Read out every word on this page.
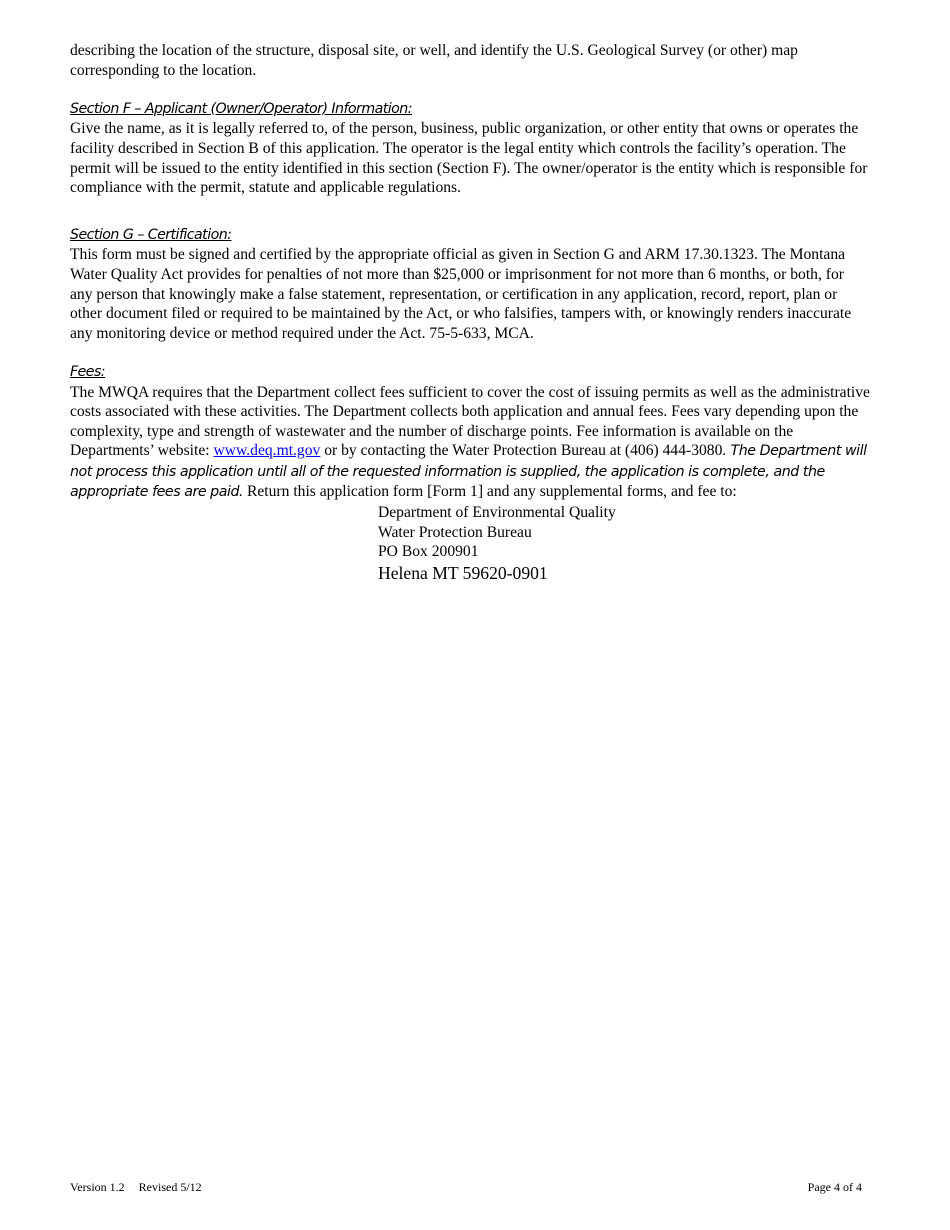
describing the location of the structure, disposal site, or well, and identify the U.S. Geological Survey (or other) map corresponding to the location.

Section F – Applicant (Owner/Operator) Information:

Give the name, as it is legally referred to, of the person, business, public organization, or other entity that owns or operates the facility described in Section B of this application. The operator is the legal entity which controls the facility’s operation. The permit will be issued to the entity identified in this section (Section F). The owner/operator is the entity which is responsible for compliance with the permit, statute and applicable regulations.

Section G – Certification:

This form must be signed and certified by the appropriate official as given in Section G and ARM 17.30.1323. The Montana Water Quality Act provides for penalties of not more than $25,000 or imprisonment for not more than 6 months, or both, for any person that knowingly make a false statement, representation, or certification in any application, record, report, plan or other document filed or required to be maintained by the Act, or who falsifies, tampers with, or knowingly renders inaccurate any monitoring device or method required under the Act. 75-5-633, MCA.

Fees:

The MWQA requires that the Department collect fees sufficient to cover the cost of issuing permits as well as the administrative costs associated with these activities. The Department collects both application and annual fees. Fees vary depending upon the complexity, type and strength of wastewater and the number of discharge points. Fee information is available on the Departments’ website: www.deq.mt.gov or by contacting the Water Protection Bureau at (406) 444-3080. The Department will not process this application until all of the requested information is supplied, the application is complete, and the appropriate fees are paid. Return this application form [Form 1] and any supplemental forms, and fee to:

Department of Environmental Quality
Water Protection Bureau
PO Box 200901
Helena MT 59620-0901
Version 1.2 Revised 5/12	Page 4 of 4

..............................

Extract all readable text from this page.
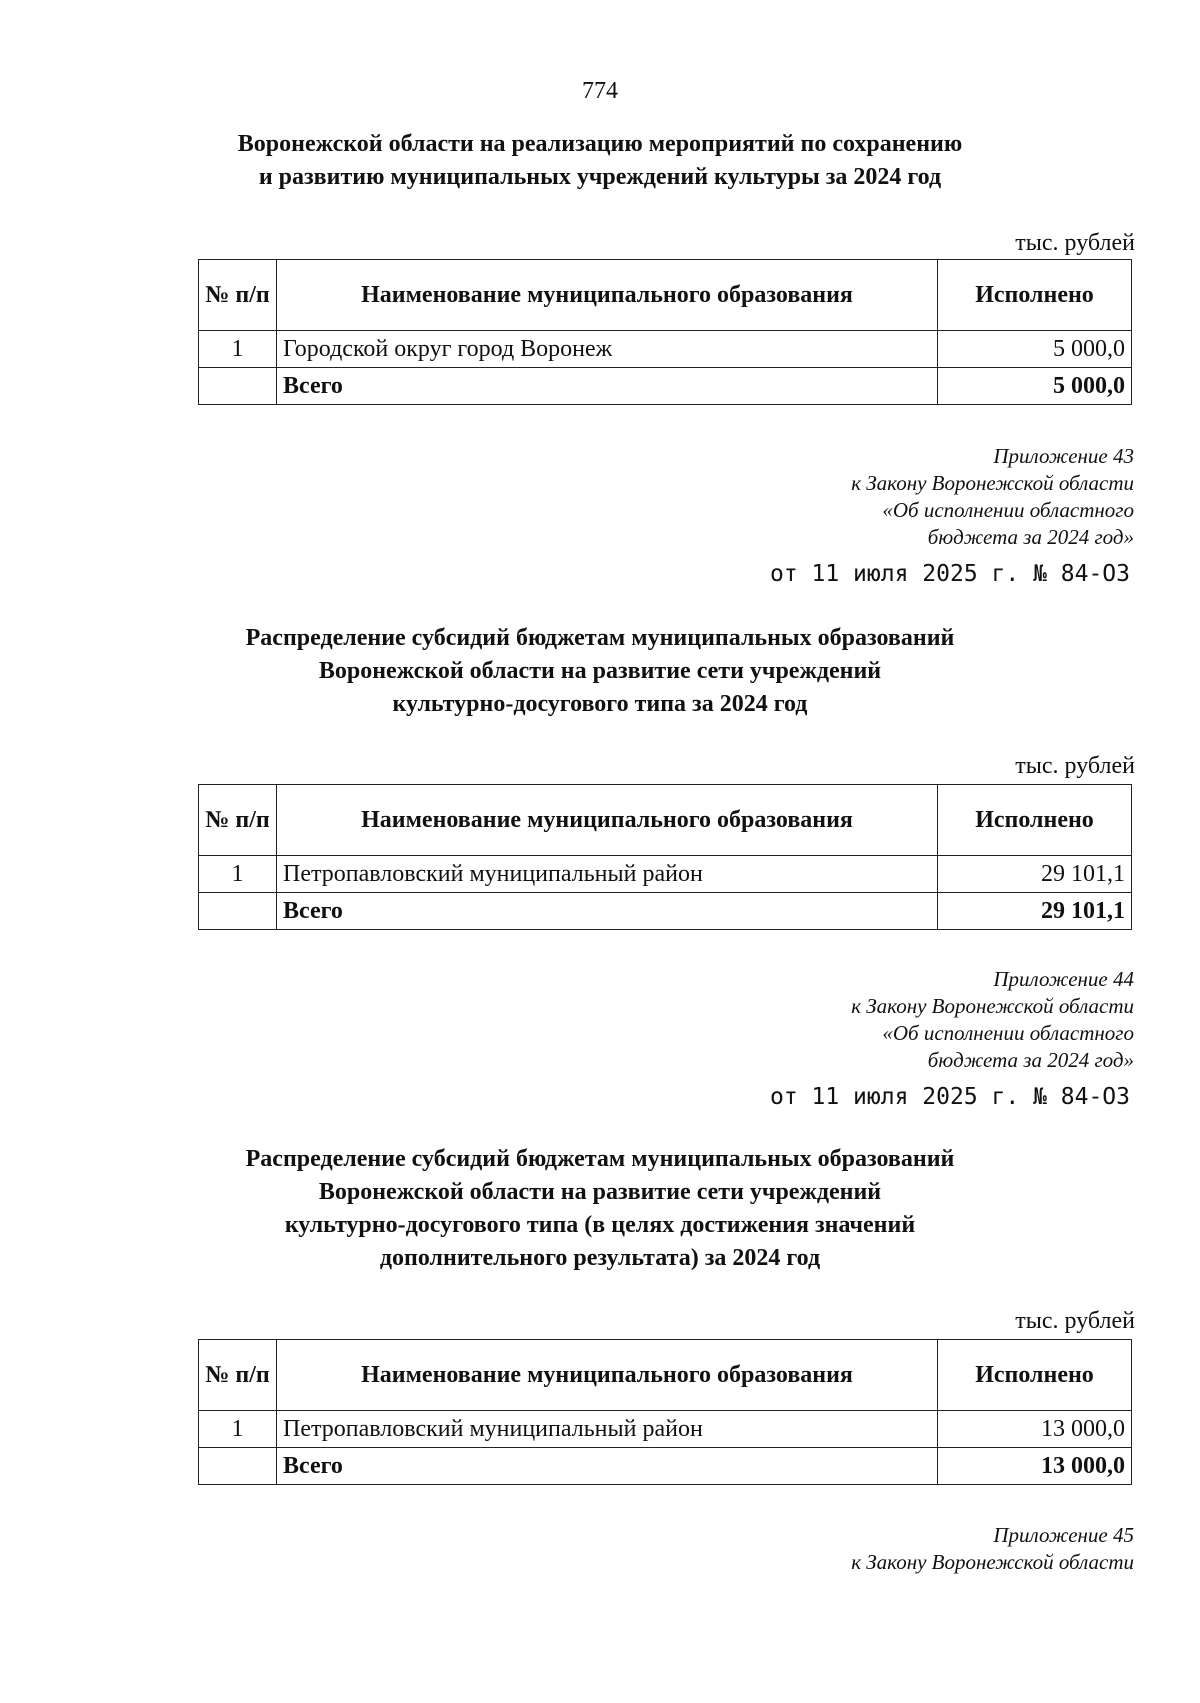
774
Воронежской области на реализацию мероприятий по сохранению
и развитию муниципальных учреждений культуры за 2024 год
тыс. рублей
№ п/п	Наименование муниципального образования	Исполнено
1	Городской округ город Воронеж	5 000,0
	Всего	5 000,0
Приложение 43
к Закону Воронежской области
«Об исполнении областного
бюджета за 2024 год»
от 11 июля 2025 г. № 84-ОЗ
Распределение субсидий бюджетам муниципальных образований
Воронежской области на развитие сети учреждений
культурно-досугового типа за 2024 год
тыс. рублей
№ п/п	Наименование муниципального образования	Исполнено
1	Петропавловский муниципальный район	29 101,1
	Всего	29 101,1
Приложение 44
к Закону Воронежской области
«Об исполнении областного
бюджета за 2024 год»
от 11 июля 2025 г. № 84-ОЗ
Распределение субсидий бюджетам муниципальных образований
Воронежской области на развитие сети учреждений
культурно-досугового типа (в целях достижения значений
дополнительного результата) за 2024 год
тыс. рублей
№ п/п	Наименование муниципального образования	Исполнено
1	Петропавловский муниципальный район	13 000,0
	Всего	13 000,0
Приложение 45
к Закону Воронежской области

..............................

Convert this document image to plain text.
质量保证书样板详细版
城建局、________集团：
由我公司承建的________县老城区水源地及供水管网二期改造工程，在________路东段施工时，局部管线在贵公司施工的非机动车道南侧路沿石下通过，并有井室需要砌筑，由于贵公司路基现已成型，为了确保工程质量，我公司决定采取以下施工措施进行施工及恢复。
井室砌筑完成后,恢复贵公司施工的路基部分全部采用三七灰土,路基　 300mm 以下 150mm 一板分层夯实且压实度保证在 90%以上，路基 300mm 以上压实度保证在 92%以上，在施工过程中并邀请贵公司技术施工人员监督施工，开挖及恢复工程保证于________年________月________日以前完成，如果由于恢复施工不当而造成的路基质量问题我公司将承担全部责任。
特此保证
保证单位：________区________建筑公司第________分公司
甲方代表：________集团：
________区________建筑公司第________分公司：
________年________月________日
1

..............................

WHAT IS NEEDED –
Only a number is wanted: how many lines contain "досугового"?

CORRECT RESULT –
2